» Given task
Find the lines that include the string "emblem" and report how many there are. Give no other text.

» Source records
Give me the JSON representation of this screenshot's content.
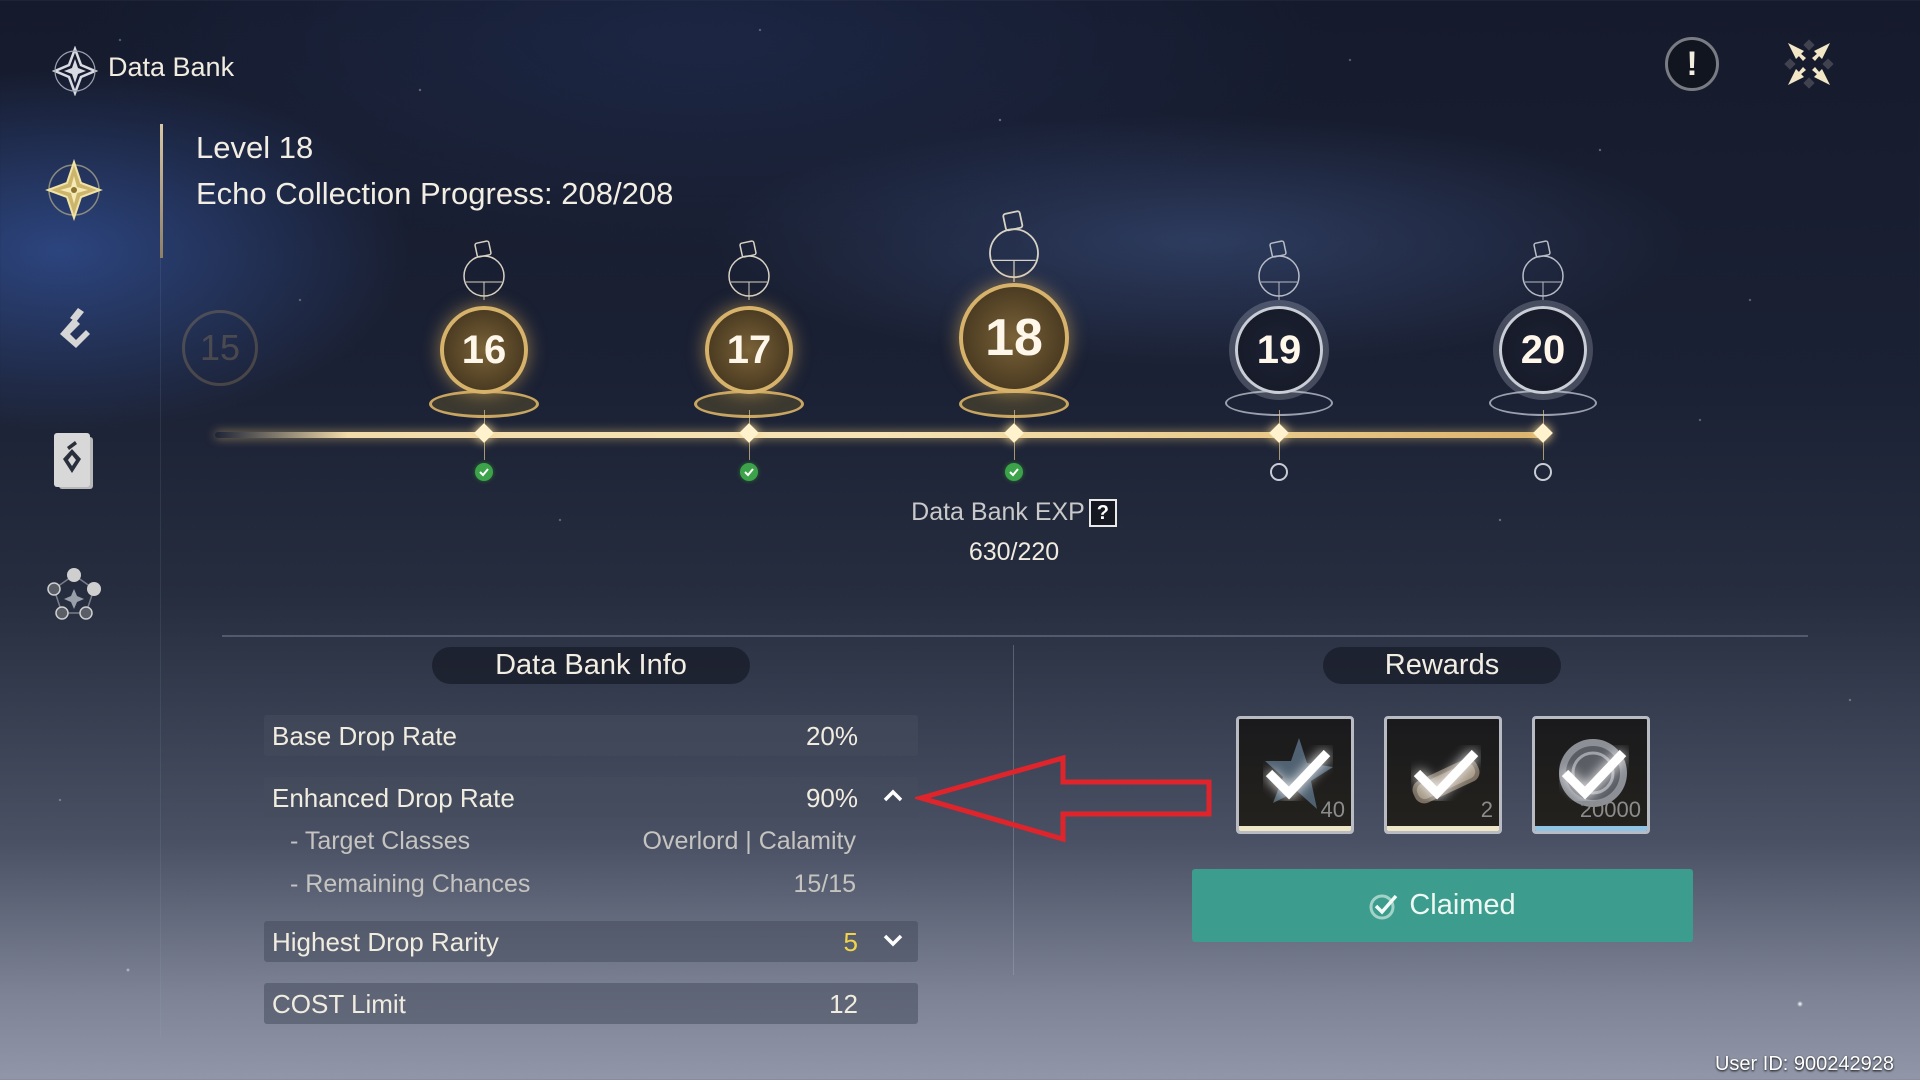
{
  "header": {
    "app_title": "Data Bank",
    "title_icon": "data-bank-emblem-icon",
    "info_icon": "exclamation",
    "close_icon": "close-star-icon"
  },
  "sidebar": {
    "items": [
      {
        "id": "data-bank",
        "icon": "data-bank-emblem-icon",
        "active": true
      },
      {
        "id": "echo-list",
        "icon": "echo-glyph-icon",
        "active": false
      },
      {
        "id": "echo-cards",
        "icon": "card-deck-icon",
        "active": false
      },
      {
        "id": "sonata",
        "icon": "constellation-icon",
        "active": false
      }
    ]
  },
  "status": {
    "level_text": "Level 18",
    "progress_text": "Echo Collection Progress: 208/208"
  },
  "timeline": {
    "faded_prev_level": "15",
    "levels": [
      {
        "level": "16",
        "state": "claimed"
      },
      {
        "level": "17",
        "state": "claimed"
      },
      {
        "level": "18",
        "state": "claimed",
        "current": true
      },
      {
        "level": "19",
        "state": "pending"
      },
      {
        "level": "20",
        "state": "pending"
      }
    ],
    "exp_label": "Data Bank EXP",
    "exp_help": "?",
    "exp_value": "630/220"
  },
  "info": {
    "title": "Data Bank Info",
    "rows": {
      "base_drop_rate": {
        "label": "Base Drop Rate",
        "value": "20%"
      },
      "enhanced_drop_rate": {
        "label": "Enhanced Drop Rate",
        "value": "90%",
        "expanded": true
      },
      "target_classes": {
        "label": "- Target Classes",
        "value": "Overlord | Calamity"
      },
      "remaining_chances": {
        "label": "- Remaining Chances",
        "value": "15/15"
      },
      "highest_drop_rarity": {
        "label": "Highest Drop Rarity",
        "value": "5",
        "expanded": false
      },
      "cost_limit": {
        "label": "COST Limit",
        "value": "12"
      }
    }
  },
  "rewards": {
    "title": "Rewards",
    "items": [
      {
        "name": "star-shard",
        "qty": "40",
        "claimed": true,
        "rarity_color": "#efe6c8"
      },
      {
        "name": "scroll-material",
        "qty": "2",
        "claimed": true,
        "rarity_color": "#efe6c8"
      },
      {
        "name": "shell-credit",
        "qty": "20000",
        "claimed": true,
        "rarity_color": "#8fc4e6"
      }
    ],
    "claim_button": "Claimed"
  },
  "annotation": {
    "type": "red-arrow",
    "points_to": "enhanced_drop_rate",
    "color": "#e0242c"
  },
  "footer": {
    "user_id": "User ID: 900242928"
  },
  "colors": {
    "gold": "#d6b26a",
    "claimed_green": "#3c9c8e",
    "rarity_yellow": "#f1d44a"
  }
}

» Worked solution
2